■ DATA TO USE ■

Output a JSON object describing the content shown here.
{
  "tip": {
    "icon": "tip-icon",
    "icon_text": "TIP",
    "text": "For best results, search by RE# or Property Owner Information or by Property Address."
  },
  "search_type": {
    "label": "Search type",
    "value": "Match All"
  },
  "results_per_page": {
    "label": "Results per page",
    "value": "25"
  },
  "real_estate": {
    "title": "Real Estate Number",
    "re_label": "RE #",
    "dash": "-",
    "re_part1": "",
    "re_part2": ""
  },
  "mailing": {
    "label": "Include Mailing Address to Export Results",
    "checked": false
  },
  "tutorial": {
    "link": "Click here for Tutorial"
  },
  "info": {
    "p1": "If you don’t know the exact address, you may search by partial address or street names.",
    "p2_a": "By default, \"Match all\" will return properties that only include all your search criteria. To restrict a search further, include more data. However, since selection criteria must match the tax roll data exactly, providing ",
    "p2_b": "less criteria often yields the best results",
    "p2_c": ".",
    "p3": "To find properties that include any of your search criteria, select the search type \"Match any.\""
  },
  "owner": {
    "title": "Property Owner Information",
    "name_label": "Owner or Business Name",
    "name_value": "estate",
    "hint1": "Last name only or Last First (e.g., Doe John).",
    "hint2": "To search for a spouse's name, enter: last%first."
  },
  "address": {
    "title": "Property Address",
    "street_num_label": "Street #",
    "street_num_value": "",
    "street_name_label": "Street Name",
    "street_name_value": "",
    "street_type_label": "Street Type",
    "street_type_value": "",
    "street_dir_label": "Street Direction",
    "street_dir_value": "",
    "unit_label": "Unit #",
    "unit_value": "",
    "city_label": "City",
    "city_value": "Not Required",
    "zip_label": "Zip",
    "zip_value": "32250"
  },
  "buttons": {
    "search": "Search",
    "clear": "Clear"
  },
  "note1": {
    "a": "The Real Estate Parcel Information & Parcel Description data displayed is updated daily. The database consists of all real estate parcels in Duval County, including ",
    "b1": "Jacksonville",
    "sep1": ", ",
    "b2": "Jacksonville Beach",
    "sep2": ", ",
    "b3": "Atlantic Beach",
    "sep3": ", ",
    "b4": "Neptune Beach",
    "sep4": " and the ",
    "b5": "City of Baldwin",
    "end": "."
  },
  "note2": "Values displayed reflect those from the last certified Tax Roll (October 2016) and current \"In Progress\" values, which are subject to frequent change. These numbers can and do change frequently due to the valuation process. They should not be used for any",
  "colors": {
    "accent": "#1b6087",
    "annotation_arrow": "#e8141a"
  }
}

■ JOB ■
Give the listing above again, word for word.

■ OUTPUT OF THE TASK ■
Output a JSON object describing the content shown here.
{
  "tip": {
    "icon": "tip-icon",
    "icon_text": "TIP",
    "text": "For best results, search by RE# or Property Owner Information or by Property Address."
  },
  "search_type": {
    "label": "Search type",
    "value": "Match All"
  },
  "results_per_page": {
    "label": "Results per page",
    "value": "25"
  },
  "real_estate": {
    "title": "Real Estate Number",
    "re_label": "RE #",
    "dash": "-",
    "re_part1": "",
    "re_part2": ""
  },
  "mailing": {
    "label": "Include Mailing Address to Export Results",
    "checked": false
  },
  "tutorial": {
    "link": "Click here for Tutorial"
  },
  "info": {
    "p1": "If you don’t know the exact address, you may search by partial address or street names.",
    "p2_a": "By default, \"Match all\" will return properties that only include all your search criteria. To restrict a search further, include more data. However, since selection criteria must match the tax roll data exactly, providing ",
    "p2_b": "less criteria often yields the best results",
    "p2_c": ".",
    "p3": "To find properties that include any of your search criteria, select the search type \"Match any.\""
  },
  "owner": {
    "title": "Property Owner Information",
    "name_label": "Owner or Business Name",
    "name_value": "estate",
    "hint1": "Last name only or Last First (e.g., Doe John).",
    "hint2": "To search for a spouse's name, enter: last%first."
  },
  "address": {
    "title": "Property Address",
    "street_num_label": "Street #",
    "street_num_value": "",
    "street_name_label": "Street Name",
    "street_name_value": "",
    "street_type_label": "Street Type",
    "street_type_value": "",
    "street_dir_label": "Street Direction",
    "street_dir_value": "",
    "unit_label": "Unit #",
    "unit_value": "",
    "city_label": "City",
    "city_value": "Not Required",
    "zip_label": "Zip",
    "zip_value": "32250"
  },
  "buttons": {
    "search": "Search",
    "clear": "Clear"
  },
  "note1": {
    "a": "The Real Estate Parcel Information & Parcel Description data displayed is updated daily. The database consists of all real estate parcels in Duval County, including ",
    "b1": "Jacksonville",
    "sep1": ", ",
    "b2": "Jacksonville Beach",
    "sep2": ", ",
    "b3": "Atlantic Beach",
    "sep3": ", ",
    "b4": "Neptune Beach",
    "sep4": " and the ",
    "b5": "City of Baldwin",
    "end": "."
  },
  "note2": "Values displayed reflect those from the last certified Tax Roll (October 2016) and current \"In Progress\" values, which are subject to frequent change. These numbers can and do change frequently due to the valuation process. They should not be used for any",
  "colors": {
    "accent": "#1b6087",
    "annotation_arrow": "#e8141a"
  }
}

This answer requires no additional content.